* Direction *
Skip the pictures. Reproduce all other material exactly.

* Extracted records *
● ● ● ● ● ● ●
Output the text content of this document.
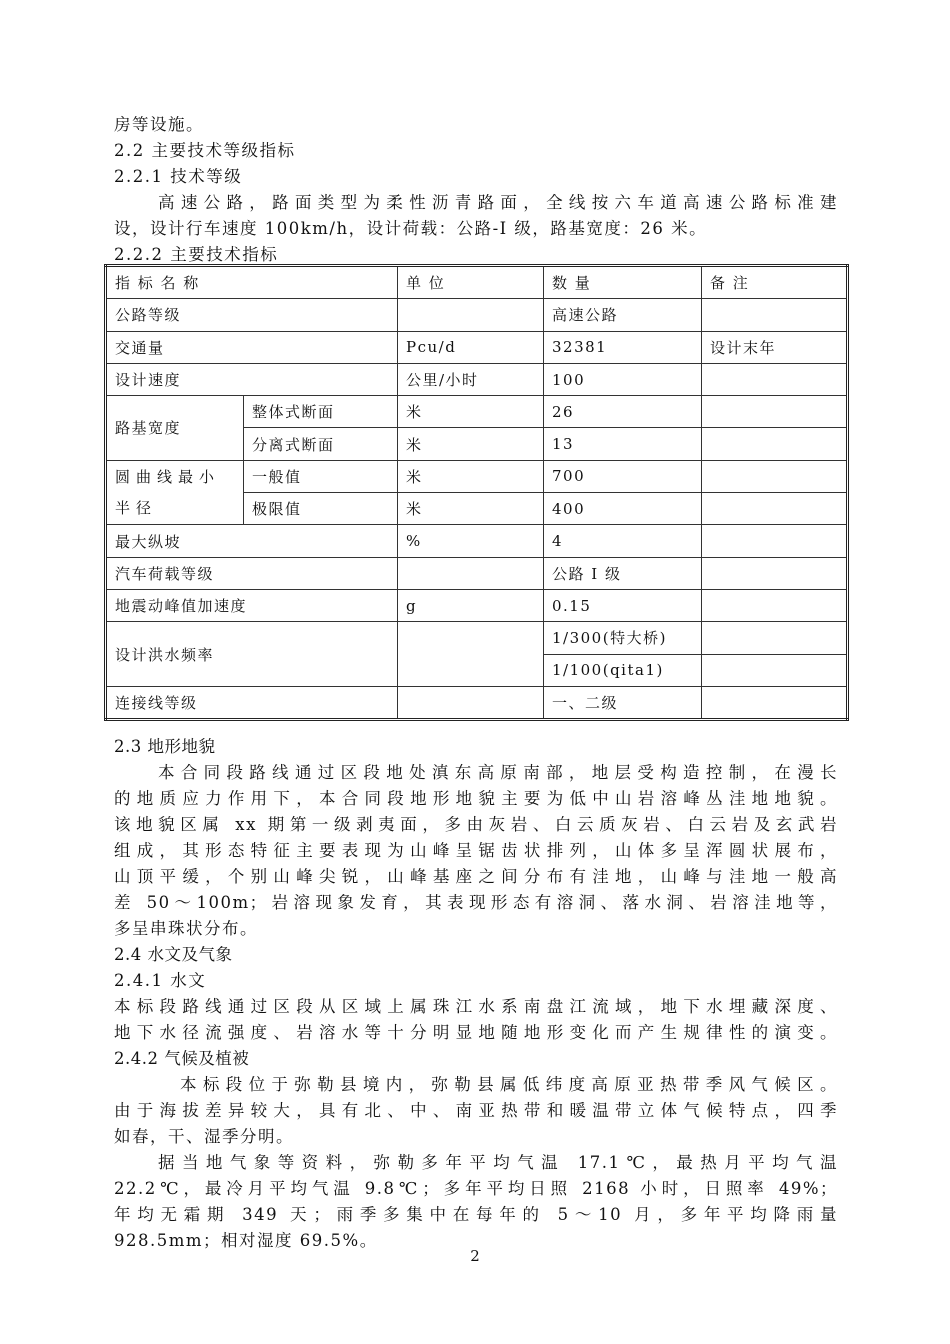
房等设施。
2.2 主要技术等级指标
2.2.1 技术等级
高速公路，路面类型为柔性沥青路面，全线按六车道高速公路标准建
设，设计行车速度 100km/h，设计荷载：公路-I 级，路基宽度：26 米。
2.2.2 主要技术指标
指 标 名 称		单 位	数 量	备 注
公路等级			高速公路	
交通量		Pcu/d	32381	设计末年
设计速度		公里/小时	100	
路基宽度	整体式断面	米	26	
	分离式断面	米	13	
圆曲线最小半径	一般值	米	700	
	极限值	米	400	
最大纵坡		%	4	
汽车荷载等级			公路 I 级	
地震动峰值加速度		g	0.15	
设计洪水频率			1/300(特大桥)	
			1/100(qita1)	
连接线等级			一、二级	
2.3 地形地貌
本合同段路线通过区段地处滇东高原南部，地层受构造控制，在漫长
的地质应力作用下，本合同段地形地貌主要为低中山岩溶峰丛洼地地貌。
该地貌区属 xx 期第一级剥夷面，多由灰岩、白云质灰岩、白云岩及玄武岩
组成，其形态特征主要表现为山峰呈锯齿状排列，山体多呈浑圆状展布，
山顶平缓，个别山峰尖锐，山峰基座之间分布有洼地，山峰与洼地一般高
差 50～100m；岩溶现象发育，其表现形态有溶洞、落水洞、岩溶洼地等，
多呈串珠状分布。
2.4 水文及气象
2.4.1 水文
本标段路线通过区段从区域上属珠江水系南盘江流域，地下水埋藏深度、
地下水径流强度、岩溶水等十分明显地随地形变化而产生规律性的演变。
2.4.2 气候及植被
本标段位于弥勒县境内，弥勒县属低纬度高原亚热带季风气候区。
由于海拔差异较大，具有北、中、南亚热带和暖温带立体气候特点，四季
如春，干、湿季分明。
据当地气象等资料，弥勒多年平均气温 17.1℃，最热月平均气温
22.2℃，最冷月平均气温 9.8℃；多年平均日照 2168 小时，日照率 49%；
年均无霜期 349 天；雨季多集中在每年的 5～10 月，多年平均降雨量
928.5mm；相对湿度 69.5%。
2
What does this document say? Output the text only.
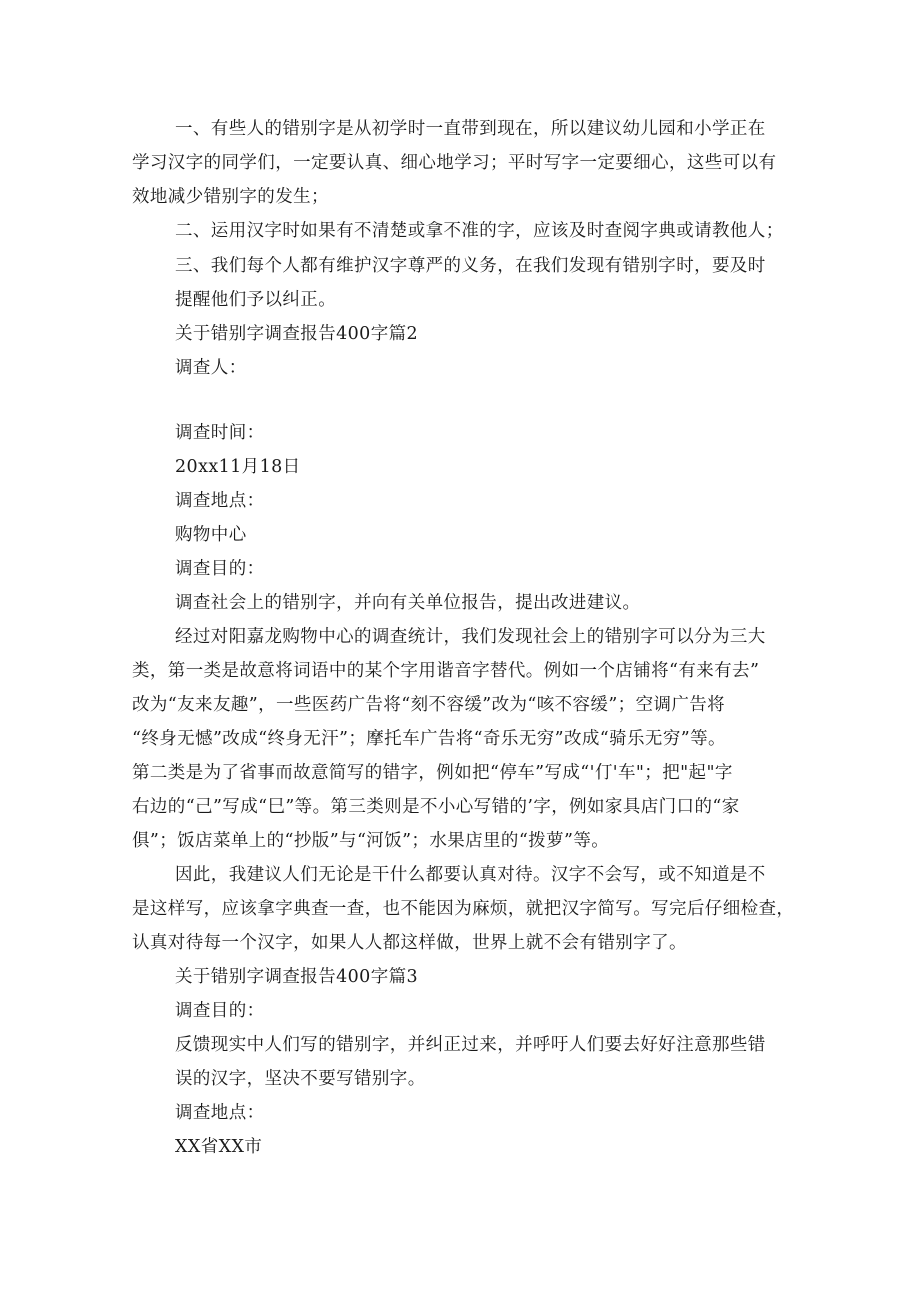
一、有些人的错别字是从初学时一直带到现在，所以建议幼儿园和小学正在
学习汉字的同学们，一定要认真、细心地学习；平时写字一定要细心，这些可以有
效地减少错别字的发生；
二、运用汉字时如果有不清楚或拿不准的字，应该及时查阅字典或请教他人；
三、我们每个人都有维护汉字尊严的义务，在我们发现有错别字时，要及时
提醒他们予以纠正。
关于错别字调查报告400字篇2
调查人：
调查时间：
20xx11月18日
调查地点：
购物中心
调查目的：
调查社会上的错别字，并向有关单位报告，提出改进建议。
经过对阳嘉龙购物中心的调查统计，我们发现社会上的错别字可以分为三大
类，第一类是故意将词语中的某个字用谐音字替代。例如一个店铺将“有来有去”
改为“友来友趣”，一些医药广告将“刻不容缓”改为“咳不容缓”；空调广告将
“终身无憾”改成“终身无汗”；摩托车广告将“奇乐无穷”改成“骑乐无穷”等。
第二类是为了省事而故意简写的错字，例如把“停车”写成“'仃'车"；把"起"字
右边的“己”写成“巳”等。第三类则是不小心写错的’字，例如家具店门口的“家
俱”；饭店菜单上的“抄版”与“河饭”；水果店里的“拨萝”等。
因此，我建议人们无论是干什么都要认真对待。汉字不会写，或不知道是不
是这样写，应该拿字典查一查，也不能因为麻烦，就把汉字简写。写完后仔细检查，
认真对待每一个汉字，如果人人都这样做，世界上就不会有错别字了。
关于错别字调查报告400字篇3
调查目的：
反馈现实中人们写的错别字，并纠正过来，并呼吁人们要去好好注意那些错
误的汉字，坚决不要写错别字。
调查地点：
XX省XX市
● ● ● ● ● ● ●
* The completed task *
Output the text content of this document.
房等设施。
2.2 主要技术等级指标
2.2.1 技术等级
高速公路，路面类型为柔性沥青路面，全线按六车道高速公路标准建
设，设计行车速度 100km/h，设计荷载：公路-I 级，路基宽度：26 米。
2.2.2 主要技术指标
指 标 名 称		单 位	数 量	备 注
公路等级			高速公路	
交通量		Pcu/d	32381	设计末年
设计速度		公里/小时	100	
路基宽度	整体式断面	米	26	
	分离式断面	米	13	
圆曲线最小半径	一般值	米	700	
	极限值	米	400	
最大纵坡		%	4	
汽车荷载等级			公路 I 级	
地震动峰值加速度		g	0.15	
设计洪水频率			1/300(特大桥)	
			1/100(qita1)	
连接线等级			一、二级	
2.3 地形地貌
本合同段路线通过区段地处滇东高原南部，地层受构造控制，在漫长
的地质应力作用下，本合同段地形地貌主要为低中山岩溶峰丛洼地地貌。
该地貌区属 xx 期第一级剥夷面，多由灰岩、白云质灰岩、白云岩及玄武岩
组成，其形态特征主要表现为山峰呈锯齿状排列，山体多呈浑圆状展布，
山顶平缓，个别山峰尖锐，山峰基座之间分布有洼地，山峰与洼地一般高
差 50～100m；岩溶现象发育，其表现形态有溶洞、落水洞、岩溶洼地等，
多呈串珠状分布。
2.4 水文及气象
2.4.1 水文
本标段路线通过区段从区域上属珠江水系南盘江流域，地下水埋藏深度、
地下水径流强度、岩溶水等十分明显地随地形变化而产生规律性的演变。
2.4.2 气候及植被
本标段位于弥勒县境内，弥勒县属低纬度高原亚热带季风气候区。
由于海拔差异较大，具有北、中、南亚热带和暖温带立体气候特点，四季
如春，干、湿季分明。
据当地气象等资料，弥勒多年平均气温 17.1℃，最热月平均气温
22.2℃，最冷月平均气温 9.8℃；多年平均日照 2168 小时，日照率 49%；
年均无霜期 349 天；雨季多集中在每年的 5～10 月，多年平均降雨量
928.5mm；相对湿度 69.5%。
2
What does this document say? Output the text only.
一、有些人的错别字是从初学时一直带到现在，所以建议幼儿园和小学正在
学习汉字的同学们，一定要认真、细心地学习；平时写字一定要细心，这些可以有
效地减少错别字的发生；
二、运用汉字时如果有不清楚或拿不准的字，应该及时查阅字典或请教他人；
三、我们每个人都有维护汉字尊严的义务，在我们发现有错别字时，要及时
提醒他们予以纠正。
关于错别字调查报告400字篇2
调查人：
调查时间：
20xx11月18日
调查地点：
购物中心
调查目的：
调查社会上的错别字，并向有关单位报告，提出改进建议。
经过对阳嘉龙购物中心的调查统计，我们发现社会上的错别字可以分为三大
类，第一类是故意将词语中的某个字用谐音字替代。例如一个店铺将“有来有去”
改为“友来友趣”，一些医药广告将“刻不容缓”改为“咳不容缓”；空调广告将
“终身无憾”改成“终身无汗”；摩托车广告将“奇乐无穷”改成“骑乐无穷”等。
第二类是为了省事而故意简写的错字，例如把“停车”写成“'仃'车"；把"起"字
右边的“己”写成“巳”等。第三类则是不小心写错的’字，例如家具店门口的“家
俱”；饭店菜单上的“抄版”与“河饭”；水果店里的“拨萝”等。
因此，我建议人们无论是干什么都要认真对待。汉字不会写，或不知道是不
是这样写，应该拿字典查一查，也不能因为麻烦，就把汉字简写。写完后仔细检查，
认真对待每一个汉字，如果人人都这样做，世界上就不会有错别字了。
关于错别字调查报告400字篇3
调查目的：
反馈现实中人们写的错别字，并纠正过来，并呼吁人们要去好好注意那些错
误的汉字，坚决不要写错别字。
调查地点：
XX省XX市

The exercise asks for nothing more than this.